MATERIAL TO PROCESS:

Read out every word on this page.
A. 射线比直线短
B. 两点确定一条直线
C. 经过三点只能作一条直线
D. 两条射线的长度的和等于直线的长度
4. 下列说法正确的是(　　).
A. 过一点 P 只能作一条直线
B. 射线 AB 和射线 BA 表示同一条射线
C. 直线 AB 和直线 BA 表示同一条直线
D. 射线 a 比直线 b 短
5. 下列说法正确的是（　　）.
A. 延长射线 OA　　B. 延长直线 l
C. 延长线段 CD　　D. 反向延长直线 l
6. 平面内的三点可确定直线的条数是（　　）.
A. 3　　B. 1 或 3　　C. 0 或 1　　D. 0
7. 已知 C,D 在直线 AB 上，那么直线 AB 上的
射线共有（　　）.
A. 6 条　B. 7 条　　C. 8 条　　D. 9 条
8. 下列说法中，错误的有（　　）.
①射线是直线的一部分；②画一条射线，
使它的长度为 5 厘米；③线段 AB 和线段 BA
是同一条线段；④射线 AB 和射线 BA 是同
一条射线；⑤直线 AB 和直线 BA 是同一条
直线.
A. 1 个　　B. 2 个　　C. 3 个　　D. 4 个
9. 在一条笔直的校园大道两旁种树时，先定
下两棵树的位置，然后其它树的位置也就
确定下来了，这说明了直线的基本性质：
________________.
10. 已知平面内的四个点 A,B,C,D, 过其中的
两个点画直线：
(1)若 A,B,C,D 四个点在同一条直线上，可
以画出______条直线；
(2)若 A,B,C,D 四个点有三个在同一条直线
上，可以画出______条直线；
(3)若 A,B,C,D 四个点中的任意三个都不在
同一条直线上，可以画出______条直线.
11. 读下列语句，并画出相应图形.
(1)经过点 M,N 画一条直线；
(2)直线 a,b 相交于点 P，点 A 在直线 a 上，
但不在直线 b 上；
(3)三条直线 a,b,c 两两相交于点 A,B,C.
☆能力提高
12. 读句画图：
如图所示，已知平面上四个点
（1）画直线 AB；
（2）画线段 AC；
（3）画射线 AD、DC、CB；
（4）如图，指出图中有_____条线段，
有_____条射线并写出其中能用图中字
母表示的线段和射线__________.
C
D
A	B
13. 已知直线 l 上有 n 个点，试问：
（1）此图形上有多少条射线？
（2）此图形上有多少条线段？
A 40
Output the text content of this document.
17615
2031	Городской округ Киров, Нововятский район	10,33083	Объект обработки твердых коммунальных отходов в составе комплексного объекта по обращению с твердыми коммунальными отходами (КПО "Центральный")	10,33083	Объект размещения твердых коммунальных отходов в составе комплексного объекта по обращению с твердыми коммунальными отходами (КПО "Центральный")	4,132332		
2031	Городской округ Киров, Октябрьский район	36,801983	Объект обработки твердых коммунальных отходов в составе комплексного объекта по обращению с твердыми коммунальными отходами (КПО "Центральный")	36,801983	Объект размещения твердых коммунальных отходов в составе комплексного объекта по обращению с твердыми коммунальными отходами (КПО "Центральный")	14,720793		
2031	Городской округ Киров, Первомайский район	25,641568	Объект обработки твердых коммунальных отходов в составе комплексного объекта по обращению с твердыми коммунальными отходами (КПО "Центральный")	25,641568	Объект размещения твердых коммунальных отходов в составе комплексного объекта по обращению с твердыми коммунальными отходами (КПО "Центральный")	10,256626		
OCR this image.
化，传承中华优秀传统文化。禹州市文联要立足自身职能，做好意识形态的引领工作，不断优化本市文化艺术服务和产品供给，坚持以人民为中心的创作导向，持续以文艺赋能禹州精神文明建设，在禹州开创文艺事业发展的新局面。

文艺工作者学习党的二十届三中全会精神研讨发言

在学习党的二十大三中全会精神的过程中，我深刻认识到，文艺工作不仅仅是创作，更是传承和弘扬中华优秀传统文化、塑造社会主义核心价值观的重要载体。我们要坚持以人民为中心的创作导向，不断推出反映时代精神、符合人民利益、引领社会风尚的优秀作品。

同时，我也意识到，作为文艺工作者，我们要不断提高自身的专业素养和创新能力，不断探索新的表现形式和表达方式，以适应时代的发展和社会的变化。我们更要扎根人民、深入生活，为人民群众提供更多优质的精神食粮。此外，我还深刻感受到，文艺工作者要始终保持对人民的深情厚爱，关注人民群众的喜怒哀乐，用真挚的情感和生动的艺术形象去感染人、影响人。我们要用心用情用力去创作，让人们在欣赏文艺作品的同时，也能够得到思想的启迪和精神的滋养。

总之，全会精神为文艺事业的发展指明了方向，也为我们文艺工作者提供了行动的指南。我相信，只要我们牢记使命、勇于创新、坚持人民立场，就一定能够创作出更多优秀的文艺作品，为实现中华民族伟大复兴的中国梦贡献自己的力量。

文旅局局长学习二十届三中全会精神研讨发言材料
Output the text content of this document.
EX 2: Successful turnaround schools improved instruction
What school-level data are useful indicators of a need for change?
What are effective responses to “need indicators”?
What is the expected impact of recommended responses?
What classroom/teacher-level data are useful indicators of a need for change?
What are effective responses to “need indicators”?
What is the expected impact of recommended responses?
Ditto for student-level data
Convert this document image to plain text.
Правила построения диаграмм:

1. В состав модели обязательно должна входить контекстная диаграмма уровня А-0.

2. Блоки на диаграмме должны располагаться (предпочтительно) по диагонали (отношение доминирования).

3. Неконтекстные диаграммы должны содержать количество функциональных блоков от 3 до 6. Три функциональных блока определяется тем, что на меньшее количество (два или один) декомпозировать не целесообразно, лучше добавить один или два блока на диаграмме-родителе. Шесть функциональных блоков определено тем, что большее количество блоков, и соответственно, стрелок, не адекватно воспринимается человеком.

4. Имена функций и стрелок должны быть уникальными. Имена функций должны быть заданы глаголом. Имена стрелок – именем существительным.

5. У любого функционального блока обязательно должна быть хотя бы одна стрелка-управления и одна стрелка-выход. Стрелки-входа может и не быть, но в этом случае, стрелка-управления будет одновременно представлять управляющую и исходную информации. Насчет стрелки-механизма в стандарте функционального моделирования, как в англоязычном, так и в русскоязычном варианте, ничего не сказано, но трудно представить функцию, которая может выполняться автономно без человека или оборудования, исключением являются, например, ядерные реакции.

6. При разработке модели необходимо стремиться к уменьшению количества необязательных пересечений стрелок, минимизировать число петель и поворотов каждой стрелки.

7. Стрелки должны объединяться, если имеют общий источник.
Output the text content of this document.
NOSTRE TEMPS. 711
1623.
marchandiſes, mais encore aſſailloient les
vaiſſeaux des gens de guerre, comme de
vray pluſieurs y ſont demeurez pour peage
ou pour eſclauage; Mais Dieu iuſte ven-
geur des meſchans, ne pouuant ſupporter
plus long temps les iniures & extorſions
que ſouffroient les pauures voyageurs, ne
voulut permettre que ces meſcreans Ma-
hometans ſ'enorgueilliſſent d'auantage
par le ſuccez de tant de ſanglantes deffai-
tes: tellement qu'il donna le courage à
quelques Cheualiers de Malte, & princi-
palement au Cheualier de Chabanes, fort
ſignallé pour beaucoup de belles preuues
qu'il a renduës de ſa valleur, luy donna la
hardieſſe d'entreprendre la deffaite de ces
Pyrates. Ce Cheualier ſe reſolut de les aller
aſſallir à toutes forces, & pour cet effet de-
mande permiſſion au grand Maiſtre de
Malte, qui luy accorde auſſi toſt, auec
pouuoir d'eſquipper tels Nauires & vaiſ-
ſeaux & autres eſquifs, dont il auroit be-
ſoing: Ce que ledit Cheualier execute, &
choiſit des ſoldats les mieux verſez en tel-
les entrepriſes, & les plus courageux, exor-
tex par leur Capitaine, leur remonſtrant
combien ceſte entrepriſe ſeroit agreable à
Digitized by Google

EXERCISE GOAL:
Track down every line with the word "level" and copy it.

WRITTEN REPLY:
What school-level data are useful indicators of a need for change?
What classroom/teacher-level data are useful indicators of a need for change?
Ditto for student-level data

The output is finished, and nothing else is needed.